▸ THE TASK: Transcribe the full listing below exactly.
--- START ---
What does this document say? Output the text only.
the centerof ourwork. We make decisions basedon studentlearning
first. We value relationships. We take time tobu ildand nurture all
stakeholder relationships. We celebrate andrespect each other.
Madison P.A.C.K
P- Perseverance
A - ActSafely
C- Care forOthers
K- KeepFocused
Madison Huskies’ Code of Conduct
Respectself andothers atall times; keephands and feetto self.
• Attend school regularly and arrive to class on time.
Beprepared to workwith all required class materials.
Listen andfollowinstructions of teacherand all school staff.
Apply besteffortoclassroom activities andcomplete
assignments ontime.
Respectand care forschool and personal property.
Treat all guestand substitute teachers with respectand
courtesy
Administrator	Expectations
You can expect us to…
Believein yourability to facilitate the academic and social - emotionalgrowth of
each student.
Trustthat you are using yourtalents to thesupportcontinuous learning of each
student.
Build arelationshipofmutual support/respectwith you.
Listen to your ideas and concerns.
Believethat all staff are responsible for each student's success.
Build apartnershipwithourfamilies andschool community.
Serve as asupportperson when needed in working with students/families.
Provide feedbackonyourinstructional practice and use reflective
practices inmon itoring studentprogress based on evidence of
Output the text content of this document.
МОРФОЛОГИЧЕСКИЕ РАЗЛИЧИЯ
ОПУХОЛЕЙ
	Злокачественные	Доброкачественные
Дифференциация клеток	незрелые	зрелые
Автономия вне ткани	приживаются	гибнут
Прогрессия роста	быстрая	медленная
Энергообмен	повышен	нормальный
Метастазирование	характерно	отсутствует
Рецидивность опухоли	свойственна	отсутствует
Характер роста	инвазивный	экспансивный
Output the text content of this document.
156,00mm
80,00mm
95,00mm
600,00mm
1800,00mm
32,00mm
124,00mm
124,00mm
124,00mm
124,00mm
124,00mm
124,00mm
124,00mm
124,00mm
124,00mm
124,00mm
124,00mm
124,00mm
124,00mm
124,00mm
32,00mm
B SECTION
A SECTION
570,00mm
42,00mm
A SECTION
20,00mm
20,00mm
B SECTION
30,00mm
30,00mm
--- END ---
▸ EXPECTED ANSWER:
What does this document say? Output the text only.
the centerof ourwork. We make decisions basedon studentlearning
first. We value relationships. We take time tobu ildand nurture all
stakeholder relationships. We celebrate andrespect each other.
Madison P.A.C.K
P- Perseverance
A - ActSafely
C- Care forOthers
K- KeepFocused
Madison Huskies’ Code of Conduct
Respectself andothers atall times; keephands and feetto self.
• Attend school regularly and arrive to class on time.
Beprepared to workwith all required class materials.
Listen andfollowinstructions of teacherand all school staff.
Apply besteffortoclassroom activities andcomplete
assignments ontime.
Respectand care forschool and personal property.
Treat all guestand substitute teachers with respectand
courtesy
Administrator	Expectations
You can expect us to…
Believein yourability to facilitate the academic and social - emotionalgrowth of
each student.
Trustthat you are using yourtalents to thesupportcontinuous learning of each
student.
Build arelationshipofmutual support/respectwith you.
Listen to your ideas and concerns.
Believethat all staff are responsible for each student's success.
Build apartnershipwithourfamilies andschool community.
Serve as asupportperson when needed in working with students/families.
Provide feedbackonyourinstructional practice and use reflective
practices inmon itoring studentprogress based on evidence of
Output the text content of this document.
МОРФОЛОГИЧЕСКИЕ РАЗЛИЧИЯ
ОПУХОЛЕЙ
	Злокачественные	Доброкачественные
Дифференциация клеток	незрелые	зрелые
Автономия вне ткани	приживаются	гибнут
Прогрессия роста	быстрая	медленная
Энергообмен	повышен	нормальный
Метастазирование	характерно	отсутствует
Рецидивность опухоли	свойственна	отсутствует
Характер роста	инвазивный	экспансивный
Output the text content of this document.
156,00mm
80,00mm
95,00mm
600,00mm
1800,00mm
32,00mm
124,00mm
124,00mm
124,00mm
124,00mm
124,00mm
124,00mm
124,00mm
124,00mm
124,00mm
124,00mm
124,00mm
124,00mm
124,00mm
124,00mm
32,00mm
B SECTION
A SECTION
570,00mm
42,00mm
A SECTION
20,00mm
20,00mm
B SECTION
30,00mm
30,00mm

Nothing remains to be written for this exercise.